Copy each line in which the string "structured" occurs.

---- Records supplied

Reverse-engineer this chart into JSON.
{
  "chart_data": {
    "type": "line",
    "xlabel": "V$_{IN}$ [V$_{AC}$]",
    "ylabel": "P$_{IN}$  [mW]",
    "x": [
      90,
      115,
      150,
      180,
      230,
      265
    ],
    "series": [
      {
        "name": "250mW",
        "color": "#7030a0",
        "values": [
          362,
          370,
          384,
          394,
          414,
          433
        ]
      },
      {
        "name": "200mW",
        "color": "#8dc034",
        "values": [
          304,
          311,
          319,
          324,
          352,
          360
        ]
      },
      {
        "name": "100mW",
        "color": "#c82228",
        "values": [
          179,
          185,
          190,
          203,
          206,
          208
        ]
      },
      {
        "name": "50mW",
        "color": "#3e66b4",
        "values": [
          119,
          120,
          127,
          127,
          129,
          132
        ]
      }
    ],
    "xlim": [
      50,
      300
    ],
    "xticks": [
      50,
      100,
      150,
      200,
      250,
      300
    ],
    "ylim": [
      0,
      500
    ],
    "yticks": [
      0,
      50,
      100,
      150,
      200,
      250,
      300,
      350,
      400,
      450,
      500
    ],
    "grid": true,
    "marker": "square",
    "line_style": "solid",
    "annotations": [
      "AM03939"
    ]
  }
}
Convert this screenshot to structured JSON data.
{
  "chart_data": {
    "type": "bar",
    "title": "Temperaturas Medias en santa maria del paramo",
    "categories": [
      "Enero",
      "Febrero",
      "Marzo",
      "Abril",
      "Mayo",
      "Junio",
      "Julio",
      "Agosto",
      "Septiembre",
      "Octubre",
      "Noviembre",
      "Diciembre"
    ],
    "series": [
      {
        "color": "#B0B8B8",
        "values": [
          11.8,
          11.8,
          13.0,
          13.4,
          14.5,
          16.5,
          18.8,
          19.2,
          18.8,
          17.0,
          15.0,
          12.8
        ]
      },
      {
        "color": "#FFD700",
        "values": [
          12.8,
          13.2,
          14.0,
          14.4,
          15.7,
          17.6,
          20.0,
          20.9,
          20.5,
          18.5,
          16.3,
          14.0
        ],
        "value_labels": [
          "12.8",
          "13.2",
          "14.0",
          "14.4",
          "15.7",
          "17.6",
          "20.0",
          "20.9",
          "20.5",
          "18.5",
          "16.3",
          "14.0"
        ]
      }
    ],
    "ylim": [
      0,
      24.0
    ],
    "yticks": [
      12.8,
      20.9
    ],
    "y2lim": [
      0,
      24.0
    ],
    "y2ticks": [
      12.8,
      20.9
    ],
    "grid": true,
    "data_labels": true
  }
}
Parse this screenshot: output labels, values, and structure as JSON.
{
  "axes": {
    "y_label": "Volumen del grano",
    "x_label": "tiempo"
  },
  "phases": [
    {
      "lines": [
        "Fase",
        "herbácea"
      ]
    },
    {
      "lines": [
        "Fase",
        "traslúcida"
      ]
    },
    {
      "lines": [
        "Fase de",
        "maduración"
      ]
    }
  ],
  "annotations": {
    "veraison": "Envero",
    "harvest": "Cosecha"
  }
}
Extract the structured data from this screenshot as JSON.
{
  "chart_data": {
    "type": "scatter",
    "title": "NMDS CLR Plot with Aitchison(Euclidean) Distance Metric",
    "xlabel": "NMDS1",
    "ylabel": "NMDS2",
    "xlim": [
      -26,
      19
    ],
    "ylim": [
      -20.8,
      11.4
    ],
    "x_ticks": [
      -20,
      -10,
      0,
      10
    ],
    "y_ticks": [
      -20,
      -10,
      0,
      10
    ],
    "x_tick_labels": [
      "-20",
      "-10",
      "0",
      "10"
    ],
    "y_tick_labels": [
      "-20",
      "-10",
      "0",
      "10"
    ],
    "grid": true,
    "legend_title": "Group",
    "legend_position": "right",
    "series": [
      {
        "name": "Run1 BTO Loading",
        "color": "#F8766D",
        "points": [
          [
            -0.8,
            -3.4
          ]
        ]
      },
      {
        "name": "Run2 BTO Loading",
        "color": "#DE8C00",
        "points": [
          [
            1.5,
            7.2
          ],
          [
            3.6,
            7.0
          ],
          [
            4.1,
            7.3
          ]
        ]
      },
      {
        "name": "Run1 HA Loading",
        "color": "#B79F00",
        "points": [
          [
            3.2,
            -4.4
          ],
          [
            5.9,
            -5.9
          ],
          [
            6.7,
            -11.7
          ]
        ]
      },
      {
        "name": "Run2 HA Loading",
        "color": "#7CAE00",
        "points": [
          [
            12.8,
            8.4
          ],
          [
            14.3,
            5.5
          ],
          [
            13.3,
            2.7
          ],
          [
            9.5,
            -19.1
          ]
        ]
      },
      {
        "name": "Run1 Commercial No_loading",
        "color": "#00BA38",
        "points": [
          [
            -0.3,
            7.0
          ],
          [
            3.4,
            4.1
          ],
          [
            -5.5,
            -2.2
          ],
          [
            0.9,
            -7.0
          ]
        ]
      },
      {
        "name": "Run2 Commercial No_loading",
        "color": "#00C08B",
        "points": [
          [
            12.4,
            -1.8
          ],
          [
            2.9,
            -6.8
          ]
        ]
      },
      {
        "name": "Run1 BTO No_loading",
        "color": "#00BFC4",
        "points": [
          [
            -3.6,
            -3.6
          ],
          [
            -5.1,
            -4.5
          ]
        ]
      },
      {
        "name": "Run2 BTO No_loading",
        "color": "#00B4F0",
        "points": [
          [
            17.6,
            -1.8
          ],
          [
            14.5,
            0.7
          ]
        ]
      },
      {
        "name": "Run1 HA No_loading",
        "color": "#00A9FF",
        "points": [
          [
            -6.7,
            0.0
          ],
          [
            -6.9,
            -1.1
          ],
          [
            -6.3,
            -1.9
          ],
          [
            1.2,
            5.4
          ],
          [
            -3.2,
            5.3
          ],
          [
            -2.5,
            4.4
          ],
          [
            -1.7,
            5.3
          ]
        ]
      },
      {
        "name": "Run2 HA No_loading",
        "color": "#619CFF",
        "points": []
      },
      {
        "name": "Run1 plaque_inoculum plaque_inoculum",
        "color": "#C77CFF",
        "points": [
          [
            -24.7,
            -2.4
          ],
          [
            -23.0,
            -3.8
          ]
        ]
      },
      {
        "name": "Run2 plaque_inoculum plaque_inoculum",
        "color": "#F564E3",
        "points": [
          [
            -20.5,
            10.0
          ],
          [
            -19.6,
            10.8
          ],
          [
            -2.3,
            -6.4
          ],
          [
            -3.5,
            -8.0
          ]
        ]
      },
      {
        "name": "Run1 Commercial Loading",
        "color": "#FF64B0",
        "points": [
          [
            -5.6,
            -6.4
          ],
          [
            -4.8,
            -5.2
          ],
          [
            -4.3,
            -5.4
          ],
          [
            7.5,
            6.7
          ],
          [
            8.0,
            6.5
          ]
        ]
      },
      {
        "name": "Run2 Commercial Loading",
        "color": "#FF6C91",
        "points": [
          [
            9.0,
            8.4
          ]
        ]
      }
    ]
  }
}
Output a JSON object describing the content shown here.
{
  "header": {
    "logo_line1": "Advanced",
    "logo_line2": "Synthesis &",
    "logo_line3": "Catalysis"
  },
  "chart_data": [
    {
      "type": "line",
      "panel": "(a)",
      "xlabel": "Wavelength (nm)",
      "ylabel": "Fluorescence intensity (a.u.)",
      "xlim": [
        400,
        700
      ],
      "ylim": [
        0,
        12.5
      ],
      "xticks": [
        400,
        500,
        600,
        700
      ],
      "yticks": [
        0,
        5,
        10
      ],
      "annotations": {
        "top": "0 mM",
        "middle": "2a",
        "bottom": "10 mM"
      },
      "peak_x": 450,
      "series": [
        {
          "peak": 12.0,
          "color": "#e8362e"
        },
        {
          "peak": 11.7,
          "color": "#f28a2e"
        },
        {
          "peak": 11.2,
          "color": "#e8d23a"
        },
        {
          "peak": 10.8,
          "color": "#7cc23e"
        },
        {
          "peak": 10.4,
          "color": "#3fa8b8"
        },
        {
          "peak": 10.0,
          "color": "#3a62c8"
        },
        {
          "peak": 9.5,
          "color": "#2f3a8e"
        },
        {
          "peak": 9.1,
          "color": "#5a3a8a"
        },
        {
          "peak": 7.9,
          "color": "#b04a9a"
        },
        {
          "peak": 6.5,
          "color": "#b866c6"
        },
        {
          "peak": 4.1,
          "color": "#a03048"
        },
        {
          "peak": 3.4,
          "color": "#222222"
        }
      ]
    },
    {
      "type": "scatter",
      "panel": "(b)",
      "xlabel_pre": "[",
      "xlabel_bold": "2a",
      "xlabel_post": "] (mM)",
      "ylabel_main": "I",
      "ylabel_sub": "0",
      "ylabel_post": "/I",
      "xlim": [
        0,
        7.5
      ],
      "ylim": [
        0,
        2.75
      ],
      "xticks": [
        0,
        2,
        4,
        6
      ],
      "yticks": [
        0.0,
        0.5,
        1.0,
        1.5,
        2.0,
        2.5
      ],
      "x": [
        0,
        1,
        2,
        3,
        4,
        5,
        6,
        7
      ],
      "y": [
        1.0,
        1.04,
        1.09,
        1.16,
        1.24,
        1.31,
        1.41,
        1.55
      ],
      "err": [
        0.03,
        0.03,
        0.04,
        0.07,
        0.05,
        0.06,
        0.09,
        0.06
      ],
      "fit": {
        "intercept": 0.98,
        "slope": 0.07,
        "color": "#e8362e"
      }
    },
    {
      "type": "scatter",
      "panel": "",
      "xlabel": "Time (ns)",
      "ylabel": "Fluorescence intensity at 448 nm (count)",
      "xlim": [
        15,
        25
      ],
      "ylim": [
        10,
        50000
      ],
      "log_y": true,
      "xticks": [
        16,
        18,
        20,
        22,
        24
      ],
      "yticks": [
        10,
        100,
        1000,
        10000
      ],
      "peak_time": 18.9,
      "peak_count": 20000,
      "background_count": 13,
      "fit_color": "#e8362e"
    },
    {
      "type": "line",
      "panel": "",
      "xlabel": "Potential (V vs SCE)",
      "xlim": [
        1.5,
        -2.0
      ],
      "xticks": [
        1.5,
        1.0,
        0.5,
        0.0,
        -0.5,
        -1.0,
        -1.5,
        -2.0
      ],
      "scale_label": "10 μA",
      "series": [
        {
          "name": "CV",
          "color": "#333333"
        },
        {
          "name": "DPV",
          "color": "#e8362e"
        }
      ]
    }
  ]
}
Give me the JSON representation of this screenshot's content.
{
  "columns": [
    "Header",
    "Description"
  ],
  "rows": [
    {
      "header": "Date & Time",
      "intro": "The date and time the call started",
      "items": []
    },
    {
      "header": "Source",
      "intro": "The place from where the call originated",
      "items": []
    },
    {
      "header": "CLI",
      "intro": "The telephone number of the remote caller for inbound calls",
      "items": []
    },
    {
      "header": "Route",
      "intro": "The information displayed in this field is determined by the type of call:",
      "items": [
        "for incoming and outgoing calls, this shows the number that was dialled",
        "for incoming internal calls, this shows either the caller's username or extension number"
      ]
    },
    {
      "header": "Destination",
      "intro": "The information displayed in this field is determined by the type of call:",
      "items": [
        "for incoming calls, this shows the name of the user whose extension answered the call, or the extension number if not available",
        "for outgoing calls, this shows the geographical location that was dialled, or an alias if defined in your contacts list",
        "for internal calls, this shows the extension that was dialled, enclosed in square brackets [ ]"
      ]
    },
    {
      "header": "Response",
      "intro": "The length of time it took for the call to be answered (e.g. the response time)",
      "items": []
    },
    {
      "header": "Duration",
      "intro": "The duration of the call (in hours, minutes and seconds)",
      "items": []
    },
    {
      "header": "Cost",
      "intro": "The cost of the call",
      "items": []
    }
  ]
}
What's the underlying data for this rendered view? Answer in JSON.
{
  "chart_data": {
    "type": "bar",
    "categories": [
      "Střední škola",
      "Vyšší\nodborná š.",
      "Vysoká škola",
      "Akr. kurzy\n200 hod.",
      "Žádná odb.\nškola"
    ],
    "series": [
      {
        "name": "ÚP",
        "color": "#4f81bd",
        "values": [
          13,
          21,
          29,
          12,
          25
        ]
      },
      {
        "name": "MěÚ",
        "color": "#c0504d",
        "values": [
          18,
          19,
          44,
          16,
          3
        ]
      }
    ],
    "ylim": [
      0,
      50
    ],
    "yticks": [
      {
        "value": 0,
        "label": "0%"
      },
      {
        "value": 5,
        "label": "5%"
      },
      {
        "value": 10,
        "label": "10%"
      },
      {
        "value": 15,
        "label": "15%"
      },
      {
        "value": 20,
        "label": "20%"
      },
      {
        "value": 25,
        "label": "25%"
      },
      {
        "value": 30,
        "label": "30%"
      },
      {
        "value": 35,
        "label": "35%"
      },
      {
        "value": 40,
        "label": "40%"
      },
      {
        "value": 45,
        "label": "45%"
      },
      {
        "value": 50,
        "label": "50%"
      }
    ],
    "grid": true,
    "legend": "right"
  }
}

--------

**The response**
Convert this screenshot to structured JSON data.
Extract the structured data from this screenshot as JSON.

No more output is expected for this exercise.